*Problem requirements*:
Every record should be written out exactly, with the pictures left out.

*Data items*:
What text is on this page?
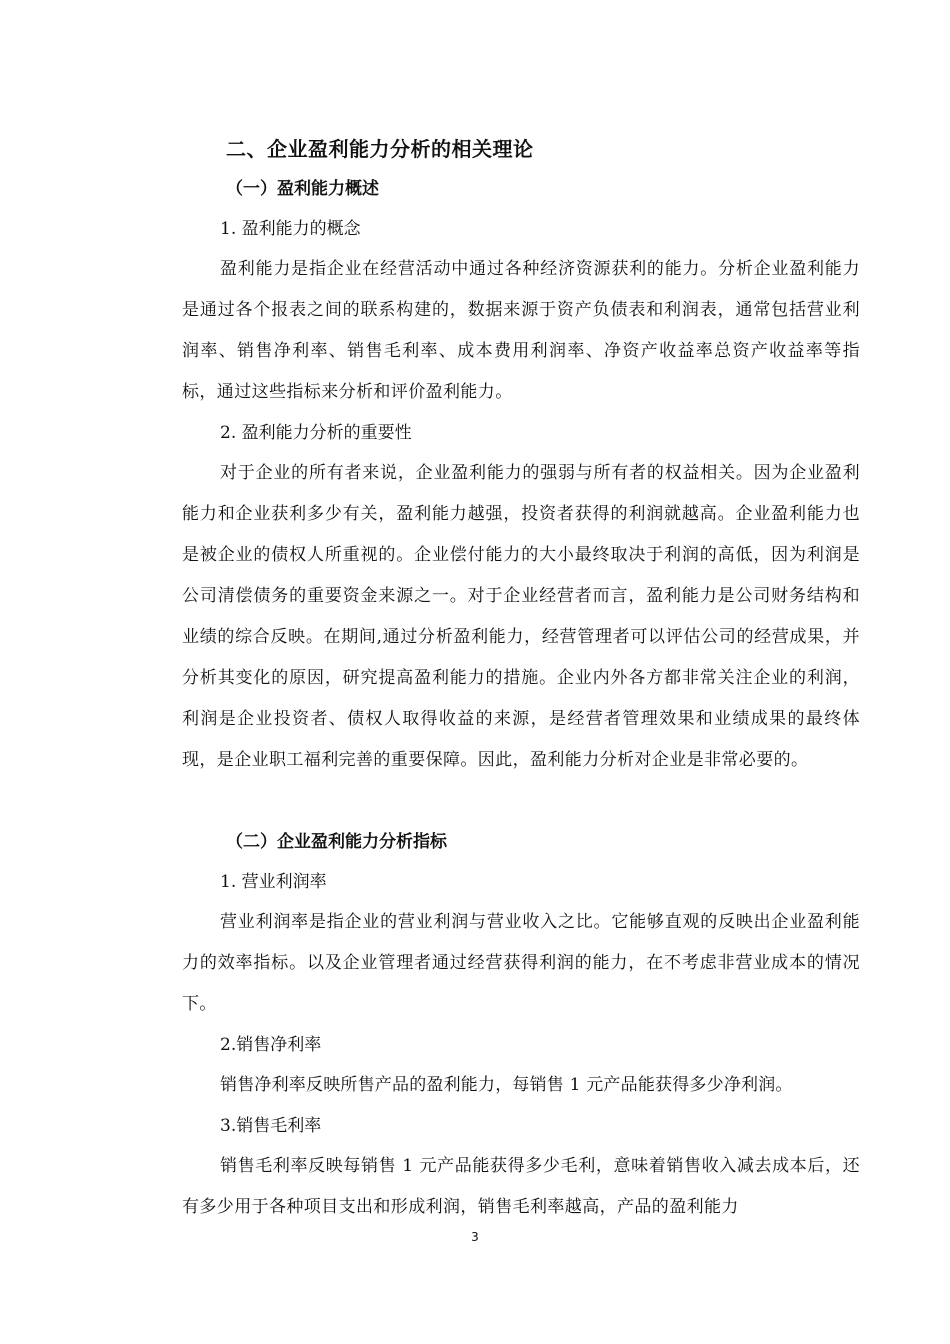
二、企业盈利能力分析的相关理论
（一）盈利能力概述
1. 盈利能力的概念

盈利能力是指企业在经营活动中通过各种经济资源获利的能力。分析企业盈利能力是通过各个报表之间的联系构建的，数据来源于资产负债表和利润表，通常包括营业利润率、销售净利率、销售毛利率、成本费用利润率、净资产收益率总资产收益率等指标，通过这些指标来分析和评价盈利能力。

2. 盈利能力分析的重要性

对于企业的所有者来说，企业盈利能力的强弱与所有者的权益相关。因为企业盈利能力和企业获利多少有关，盈利能力越强，投资者获得的利润就越高。企业盈利能力也是被企业的债权人所重视的。企业偿付能力的大小最终取决于利润的高低，因为利润是公司清偿债务的重要资金来源之一。对于企业经营者而言，盈利能力是公司财务结构和业绩的综合反映。在期间,通过分析盈利能力，经营管理者可以评估公司的经营成果，并分析其变化的原因，研究提高盈利能力的措施。企业内外各方都非常关注企业的利润，利润是企业投资者、债权人取得收益的来源，是经营者管理效果和业绩成果的最终体现，是企业职工福利完善的重要保障。因此，盈利能力分析对企业是非常必要的。

（二）企业盈利能力分析指标
1. 营业利润率

营业利润率是指企业的营业利润与营业收入之比。它能够直观的反映出企业盈利能力的效率指标。以及企业管理者通过经营获得利润的能力，在不考虑非营业成本的情况下。

2.销售净利率

销售净利率反映所售产品的盈利能力，每销售 1 元产品能获得多少净利润。

3.销售毛利率

销售毛利率反映每销售 1 元产品能获得多少毛利，意味着销售收入减去成本后，还有多少用于各种项目支出和形成利润，销售毛利率越高，产品的盈利能力

3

*Correct output*:
What text is on this page?
二、企业盈利能力分析的相关理论
（一）盈利能力概述
1. 盈利能力的概念

盈利能力是指企业在经营活动中通过各种经济资源获利的能力。分析企业盈利能力是通过各个报表之间的联系构建的，数据来源于资产负债表和利润表，通常包括营业利润率、销售净利率、销售毛利率、成本费用利润率、净资产收益率总资产收益率等指标，通过这些指标来分析和评价盈利能力。

2. 盈利能力分析的重要性

对于企业的所有者来说，企业盈利能力的强弱与所有者的权益相关。因为企业盈利能力和企业获利多少有关，盈利能力越强，投资者获得的利润就越高。企业盈利能力也是被企业的债权人所重视的。企业偿付能力的大小最终取决于利润的高低，因为利润是公司清偿债务的重要资金来源之一。对于企业经营者而言，盈利能力是公司财务结构和业绩的综合反映。在期间,通过分析盈利能力，经营管理者可以评估公司的经营成果，并分析其变化的原因，研究提高盈利能力的措施。企业内外各方都非常关注企业的利润，利润是企业投资者、债权人取得收益的来源，是经营者管理效果和业绩成果的最终体现，是企业职工福利完善的重要保障。因此，盈利能力分析对企业是非常必要的。

（二）企业盈利能力分析指标
1. 营业利润率

营业利润率是指企业的营业利润与营业收入之比。它能够直观的反映出企业盈利能力的效率指标。以及企业管理者通过经营获得利润的能力，在不考虑非营业成本的情况下。

2.销售净利率

销售净利率反映所售产品的盈利能力，每销售 1 元产品能获得多少净利润。

3.销售毛利率

销售毛利率反映每销售 1 元产品能获得多少毛利，意味着销售收入减去成本后，还有多少用于各种项目支出和形成利润，销售毛利率越高，产品的盈利能力

3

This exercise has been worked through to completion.